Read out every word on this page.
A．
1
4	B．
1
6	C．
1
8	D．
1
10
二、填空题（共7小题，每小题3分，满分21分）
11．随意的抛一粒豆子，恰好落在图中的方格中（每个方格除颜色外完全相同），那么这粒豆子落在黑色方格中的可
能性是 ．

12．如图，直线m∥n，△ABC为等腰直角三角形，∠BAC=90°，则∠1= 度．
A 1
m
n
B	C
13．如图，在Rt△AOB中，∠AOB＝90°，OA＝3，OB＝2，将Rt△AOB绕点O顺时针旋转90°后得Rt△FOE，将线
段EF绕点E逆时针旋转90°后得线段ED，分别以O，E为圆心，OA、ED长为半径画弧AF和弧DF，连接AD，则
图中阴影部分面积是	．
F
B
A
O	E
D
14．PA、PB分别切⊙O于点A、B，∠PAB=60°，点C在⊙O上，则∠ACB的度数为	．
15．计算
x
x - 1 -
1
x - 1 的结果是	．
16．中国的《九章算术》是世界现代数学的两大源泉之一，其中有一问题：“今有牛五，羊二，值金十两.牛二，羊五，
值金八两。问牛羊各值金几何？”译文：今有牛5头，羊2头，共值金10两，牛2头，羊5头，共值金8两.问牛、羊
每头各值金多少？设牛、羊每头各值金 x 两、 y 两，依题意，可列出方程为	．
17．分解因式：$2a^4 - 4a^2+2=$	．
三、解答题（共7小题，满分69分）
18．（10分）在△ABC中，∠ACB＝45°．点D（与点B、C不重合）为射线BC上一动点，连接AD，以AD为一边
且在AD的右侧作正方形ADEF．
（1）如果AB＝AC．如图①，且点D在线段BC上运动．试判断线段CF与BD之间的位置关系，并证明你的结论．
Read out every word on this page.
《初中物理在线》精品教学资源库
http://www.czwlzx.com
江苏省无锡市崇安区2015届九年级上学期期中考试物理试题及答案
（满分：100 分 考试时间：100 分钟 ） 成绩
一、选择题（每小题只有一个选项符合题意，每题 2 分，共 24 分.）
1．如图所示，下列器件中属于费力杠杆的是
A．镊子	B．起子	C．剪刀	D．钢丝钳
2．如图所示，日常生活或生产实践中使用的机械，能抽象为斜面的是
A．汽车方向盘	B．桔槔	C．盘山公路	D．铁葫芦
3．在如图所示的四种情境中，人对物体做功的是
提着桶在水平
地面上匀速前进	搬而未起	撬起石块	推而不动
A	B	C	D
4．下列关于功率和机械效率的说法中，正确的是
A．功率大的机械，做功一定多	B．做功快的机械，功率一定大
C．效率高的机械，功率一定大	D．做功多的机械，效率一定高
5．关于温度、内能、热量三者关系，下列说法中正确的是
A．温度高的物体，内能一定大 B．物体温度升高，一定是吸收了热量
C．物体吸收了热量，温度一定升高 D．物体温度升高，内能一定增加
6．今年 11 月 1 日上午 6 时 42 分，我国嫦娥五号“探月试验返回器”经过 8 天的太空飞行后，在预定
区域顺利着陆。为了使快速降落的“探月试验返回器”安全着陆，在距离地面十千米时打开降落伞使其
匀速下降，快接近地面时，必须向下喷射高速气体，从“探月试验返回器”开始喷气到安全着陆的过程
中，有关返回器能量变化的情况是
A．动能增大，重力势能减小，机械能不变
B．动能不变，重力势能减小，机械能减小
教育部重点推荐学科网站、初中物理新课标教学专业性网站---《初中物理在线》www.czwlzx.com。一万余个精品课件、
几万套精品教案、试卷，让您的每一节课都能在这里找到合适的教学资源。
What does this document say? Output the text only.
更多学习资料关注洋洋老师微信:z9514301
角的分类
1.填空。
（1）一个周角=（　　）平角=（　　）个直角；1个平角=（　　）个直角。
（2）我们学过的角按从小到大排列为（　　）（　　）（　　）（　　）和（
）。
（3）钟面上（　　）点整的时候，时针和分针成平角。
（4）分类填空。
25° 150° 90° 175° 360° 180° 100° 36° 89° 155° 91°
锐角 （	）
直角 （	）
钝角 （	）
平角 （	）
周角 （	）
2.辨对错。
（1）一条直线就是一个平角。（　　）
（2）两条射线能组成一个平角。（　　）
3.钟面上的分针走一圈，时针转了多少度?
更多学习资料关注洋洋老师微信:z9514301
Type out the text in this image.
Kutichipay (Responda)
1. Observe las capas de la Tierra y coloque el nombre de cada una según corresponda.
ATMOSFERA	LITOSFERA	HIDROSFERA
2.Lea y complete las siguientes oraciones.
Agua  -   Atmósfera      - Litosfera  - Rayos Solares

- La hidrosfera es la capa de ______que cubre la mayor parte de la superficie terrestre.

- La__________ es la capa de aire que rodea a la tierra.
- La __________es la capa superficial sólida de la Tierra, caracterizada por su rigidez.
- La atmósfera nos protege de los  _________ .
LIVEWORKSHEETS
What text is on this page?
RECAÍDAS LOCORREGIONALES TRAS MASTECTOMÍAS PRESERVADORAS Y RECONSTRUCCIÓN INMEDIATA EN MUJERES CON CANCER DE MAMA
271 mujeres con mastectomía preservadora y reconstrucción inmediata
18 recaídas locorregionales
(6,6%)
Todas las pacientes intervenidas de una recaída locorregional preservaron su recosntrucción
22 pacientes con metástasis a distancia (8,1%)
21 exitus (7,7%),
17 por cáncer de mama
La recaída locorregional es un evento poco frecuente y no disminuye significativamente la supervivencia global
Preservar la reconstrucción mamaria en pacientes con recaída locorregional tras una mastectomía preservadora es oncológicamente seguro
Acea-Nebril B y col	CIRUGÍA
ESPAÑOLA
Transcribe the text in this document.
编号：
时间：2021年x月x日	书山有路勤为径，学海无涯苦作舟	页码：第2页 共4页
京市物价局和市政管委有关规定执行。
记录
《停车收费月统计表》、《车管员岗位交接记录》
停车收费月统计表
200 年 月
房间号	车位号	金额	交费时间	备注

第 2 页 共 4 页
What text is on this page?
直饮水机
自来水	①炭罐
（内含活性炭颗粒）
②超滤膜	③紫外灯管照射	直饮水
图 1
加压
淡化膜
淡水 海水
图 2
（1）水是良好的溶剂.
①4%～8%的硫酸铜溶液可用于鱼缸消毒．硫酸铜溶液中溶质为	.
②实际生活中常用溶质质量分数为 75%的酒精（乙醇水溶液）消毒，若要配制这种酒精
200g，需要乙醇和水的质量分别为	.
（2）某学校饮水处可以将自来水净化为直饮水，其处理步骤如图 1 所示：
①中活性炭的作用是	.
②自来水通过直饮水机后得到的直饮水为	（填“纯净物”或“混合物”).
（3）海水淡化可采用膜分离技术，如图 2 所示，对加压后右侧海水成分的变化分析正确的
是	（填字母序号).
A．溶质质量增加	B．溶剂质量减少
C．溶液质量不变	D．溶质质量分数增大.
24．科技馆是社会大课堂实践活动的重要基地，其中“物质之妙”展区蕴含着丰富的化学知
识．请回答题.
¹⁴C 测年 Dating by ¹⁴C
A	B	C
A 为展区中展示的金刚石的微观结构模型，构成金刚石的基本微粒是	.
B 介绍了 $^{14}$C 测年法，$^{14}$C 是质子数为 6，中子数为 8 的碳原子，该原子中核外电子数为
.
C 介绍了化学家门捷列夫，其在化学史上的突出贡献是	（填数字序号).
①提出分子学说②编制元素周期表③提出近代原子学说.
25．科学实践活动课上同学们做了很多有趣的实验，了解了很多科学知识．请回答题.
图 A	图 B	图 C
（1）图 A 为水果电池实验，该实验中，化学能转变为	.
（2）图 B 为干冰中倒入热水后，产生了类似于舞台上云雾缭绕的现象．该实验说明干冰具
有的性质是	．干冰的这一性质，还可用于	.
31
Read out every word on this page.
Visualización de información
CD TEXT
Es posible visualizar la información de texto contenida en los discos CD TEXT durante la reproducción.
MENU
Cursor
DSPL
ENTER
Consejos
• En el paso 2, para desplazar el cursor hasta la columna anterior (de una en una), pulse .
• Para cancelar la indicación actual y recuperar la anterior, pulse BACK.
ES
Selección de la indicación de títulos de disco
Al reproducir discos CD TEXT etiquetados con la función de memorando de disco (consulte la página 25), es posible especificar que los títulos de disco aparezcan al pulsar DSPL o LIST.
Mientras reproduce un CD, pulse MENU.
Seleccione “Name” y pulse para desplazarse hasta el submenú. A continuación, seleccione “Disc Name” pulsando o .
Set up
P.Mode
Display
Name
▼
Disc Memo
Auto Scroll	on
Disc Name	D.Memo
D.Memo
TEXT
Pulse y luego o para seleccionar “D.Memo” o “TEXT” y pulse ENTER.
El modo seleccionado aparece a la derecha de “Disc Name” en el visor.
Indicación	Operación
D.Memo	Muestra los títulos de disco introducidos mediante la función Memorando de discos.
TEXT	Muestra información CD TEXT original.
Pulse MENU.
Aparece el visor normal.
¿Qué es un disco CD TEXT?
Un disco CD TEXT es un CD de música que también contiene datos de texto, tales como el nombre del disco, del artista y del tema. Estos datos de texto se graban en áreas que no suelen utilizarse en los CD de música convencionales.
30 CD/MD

----------

[Given problem]:
Where a line of the records above holds the word "探月试验返回器", copy that line.

[Expected output]:
6．今年 11 月 1 日上午 6 时 42 分，我国嫦娥五号“探月试验返回器”经过 8 天的太空飞行后，在预定
区域顺利着陆。为了使快速降落的“探月试验返回器”安全着陆，在距离地面十千米时打开降落伞使其
匀速下降，快接近地面时，必须向下喷射高速气体，从“探月试验返回器”开始喷气到安全着陆的过程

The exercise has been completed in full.